**SHORT EXERCISE:** Of the lines in the entries, how many hold the word "Evolução"? Give that number alone.

(Records that describe figures)
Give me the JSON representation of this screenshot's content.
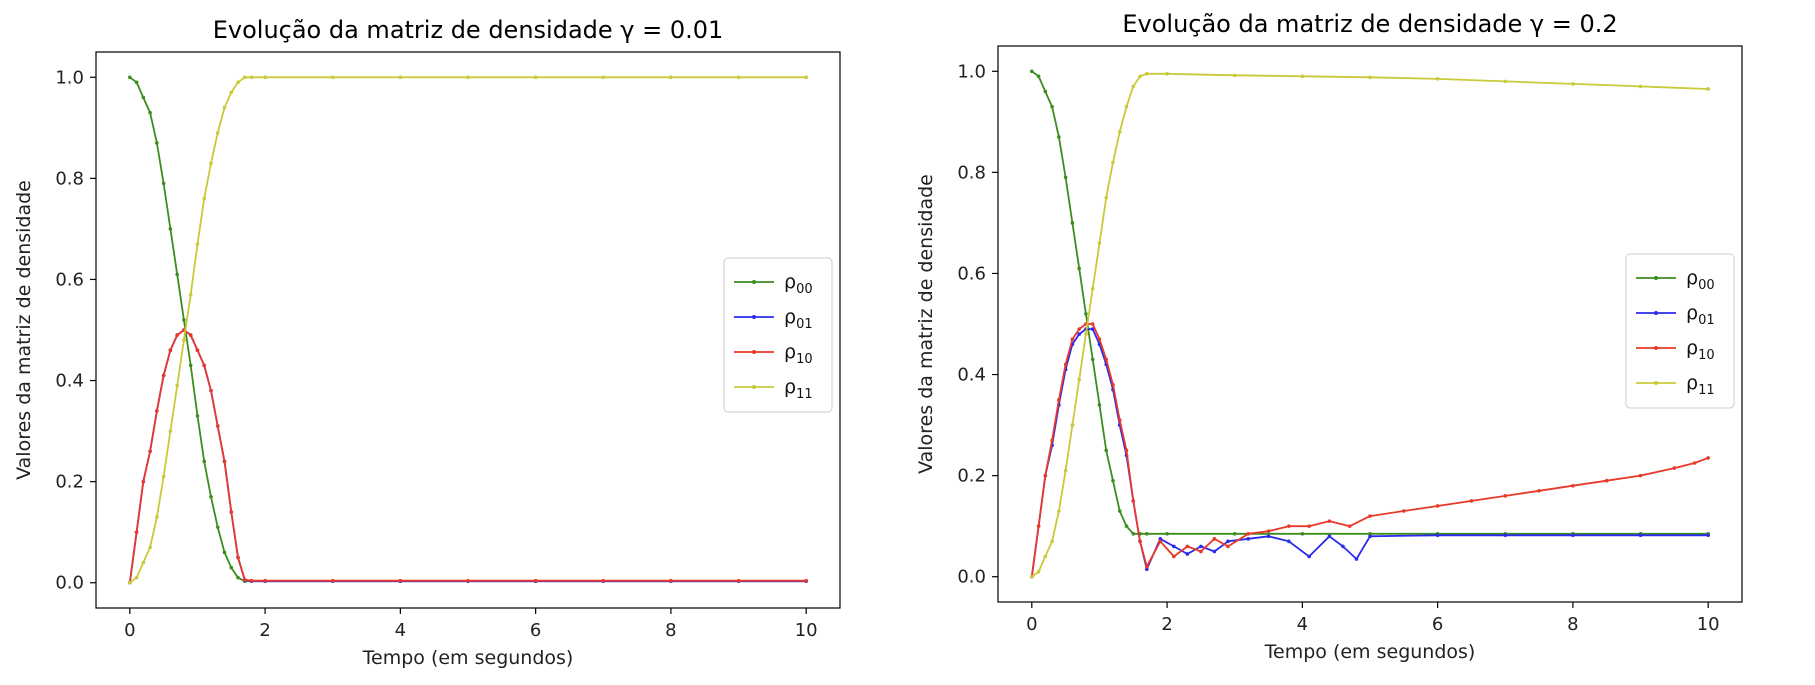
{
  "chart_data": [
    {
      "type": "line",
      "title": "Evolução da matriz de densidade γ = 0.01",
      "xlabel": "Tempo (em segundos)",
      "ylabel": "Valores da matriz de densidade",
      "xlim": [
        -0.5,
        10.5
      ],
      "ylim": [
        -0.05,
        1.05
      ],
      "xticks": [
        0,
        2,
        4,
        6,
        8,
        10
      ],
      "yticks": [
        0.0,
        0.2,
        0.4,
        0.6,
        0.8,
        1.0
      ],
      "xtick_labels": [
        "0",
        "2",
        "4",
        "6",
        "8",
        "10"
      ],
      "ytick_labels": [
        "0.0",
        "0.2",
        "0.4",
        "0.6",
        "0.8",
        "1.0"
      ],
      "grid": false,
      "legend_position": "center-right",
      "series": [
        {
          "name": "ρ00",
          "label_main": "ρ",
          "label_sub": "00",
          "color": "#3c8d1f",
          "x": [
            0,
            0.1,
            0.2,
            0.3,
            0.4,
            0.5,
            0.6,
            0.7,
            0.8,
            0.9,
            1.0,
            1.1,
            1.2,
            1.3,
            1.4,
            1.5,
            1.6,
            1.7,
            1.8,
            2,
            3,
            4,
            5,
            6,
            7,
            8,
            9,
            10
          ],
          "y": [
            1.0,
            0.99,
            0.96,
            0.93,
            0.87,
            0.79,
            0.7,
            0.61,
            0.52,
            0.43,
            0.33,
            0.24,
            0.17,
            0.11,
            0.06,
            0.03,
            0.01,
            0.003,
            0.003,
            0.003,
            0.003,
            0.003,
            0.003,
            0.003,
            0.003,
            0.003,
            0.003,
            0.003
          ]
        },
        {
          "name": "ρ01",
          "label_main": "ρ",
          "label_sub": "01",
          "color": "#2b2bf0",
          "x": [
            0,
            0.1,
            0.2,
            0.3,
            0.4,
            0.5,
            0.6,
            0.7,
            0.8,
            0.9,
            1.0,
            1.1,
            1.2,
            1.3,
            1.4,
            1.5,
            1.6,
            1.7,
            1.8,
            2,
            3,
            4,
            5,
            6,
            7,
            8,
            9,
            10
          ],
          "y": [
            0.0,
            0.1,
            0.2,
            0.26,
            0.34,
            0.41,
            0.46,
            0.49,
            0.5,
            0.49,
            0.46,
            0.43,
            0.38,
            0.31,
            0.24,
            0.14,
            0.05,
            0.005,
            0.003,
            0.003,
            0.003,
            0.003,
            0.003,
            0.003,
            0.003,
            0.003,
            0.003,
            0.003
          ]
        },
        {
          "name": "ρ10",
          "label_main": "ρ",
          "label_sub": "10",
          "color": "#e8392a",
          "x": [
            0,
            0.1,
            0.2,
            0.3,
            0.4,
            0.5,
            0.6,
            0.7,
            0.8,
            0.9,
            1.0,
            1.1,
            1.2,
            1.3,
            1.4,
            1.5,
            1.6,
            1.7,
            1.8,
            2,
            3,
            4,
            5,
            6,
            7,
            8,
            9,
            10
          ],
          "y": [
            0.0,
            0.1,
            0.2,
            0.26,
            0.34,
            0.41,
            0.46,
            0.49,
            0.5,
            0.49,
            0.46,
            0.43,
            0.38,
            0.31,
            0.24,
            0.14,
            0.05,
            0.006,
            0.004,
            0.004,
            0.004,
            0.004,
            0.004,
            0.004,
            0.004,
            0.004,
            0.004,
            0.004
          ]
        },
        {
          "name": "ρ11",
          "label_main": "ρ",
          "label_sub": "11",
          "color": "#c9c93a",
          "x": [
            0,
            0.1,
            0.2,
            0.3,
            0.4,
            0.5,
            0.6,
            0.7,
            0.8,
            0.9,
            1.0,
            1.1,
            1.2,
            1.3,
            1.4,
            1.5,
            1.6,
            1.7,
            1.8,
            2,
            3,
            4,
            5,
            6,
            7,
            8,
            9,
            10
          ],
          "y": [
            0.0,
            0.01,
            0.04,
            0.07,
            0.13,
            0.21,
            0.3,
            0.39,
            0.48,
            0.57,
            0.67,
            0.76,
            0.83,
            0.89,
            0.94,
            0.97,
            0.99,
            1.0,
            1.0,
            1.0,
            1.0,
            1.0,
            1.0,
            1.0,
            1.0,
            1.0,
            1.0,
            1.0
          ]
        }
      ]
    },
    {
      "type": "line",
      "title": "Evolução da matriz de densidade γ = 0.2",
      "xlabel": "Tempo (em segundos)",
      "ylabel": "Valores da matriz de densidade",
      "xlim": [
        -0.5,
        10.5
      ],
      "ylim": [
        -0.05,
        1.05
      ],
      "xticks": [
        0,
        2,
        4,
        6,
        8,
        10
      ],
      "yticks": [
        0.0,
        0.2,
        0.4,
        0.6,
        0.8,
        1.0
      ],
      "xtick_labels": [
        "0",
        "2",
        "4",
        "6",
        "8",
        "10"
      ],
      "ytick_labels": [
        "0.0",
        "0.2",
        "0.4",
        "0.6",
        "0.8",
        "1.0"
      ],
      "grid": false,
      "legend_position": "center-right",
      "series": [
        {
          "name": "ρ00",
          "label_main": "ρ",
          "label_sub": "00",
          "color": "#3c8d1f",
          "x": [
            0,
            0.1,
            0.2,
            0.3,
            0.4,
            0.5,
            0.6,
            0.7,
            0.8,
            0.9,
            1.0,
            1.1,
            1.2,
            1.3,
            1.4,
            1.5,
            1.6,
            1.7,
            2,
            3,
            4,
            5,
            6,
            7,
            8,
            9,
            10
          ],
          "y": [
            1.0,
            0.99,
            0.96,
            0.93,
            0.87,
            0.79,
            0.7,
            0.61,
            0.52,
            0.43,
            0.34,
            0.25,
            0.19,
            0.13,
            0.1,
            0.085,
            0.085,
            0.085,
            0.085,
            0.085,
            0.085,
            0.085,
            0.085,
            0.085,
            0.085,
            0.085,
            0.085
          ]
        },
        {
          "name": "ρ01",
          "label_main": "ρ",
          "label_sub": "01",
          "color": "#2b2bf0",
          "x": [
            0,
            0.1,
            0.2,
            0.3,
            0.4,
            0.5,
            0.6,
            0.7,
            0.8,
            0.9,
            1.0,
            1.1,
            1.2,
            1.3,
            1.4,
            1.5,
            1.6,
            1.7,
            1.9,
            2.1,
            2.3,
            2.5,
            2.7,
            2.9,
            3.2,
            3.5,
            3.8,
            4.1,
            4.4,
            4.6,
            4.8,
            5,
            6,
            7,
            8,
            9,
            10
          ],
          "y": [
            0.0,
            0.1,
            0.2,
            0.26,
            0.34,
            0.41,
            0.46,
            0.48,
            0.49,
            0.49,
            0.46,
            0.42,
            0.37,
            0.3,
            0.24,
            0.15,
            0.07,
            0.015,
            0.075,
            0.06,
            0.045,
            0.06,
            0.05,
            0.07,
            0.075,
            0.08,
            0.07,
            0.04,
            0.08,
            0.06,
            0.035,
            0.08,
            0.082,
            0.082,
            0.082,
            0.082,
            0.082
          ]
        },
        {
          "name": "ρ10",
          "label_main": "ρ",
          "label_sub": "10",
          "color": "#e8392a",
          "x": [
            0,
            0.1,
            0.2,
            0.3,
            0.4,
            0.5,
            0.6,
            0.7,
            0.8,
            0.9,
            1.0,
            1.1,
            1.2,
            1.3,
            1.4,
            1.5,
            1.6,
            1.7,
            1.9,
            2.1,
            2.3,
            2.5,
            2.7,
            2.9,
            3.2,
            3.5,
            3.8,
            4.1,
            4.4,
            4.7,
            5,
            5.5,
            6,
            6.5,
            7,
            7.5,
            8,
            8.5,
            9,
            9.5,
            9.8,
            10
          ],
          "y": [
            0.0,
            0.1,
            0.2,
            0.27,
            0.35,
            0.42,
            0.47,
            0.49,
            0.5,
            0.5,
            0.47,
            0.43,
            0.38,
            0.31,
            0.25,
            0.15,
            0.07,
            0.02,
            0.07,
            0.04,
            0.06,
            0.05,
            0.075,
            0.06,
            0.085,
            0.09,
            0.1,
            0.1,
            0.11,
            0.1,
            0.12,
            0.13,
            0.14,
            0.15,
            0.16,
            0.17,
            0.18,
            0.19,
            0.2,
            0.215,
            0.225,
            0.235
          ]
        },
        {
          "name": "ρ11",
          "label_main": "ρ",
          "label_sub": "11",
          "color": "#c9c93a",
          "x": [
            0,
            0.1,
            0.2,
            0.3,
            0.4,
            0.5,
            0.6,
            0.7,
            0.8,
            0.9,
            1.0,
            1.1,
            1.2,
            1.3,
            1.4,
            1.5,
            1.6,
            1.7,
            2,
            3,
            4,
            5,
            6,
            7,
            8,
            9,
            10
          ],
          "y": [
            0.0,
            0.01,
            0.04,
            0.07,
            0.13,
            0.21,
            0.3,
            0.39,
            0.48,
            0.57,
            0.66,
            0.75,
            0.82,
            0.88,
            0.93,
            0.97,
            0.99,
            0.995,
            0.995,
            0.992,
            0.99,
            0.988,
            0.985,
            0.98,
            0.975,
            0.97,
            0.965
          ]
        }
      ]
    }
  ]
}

**TASK SOLUTION:** 2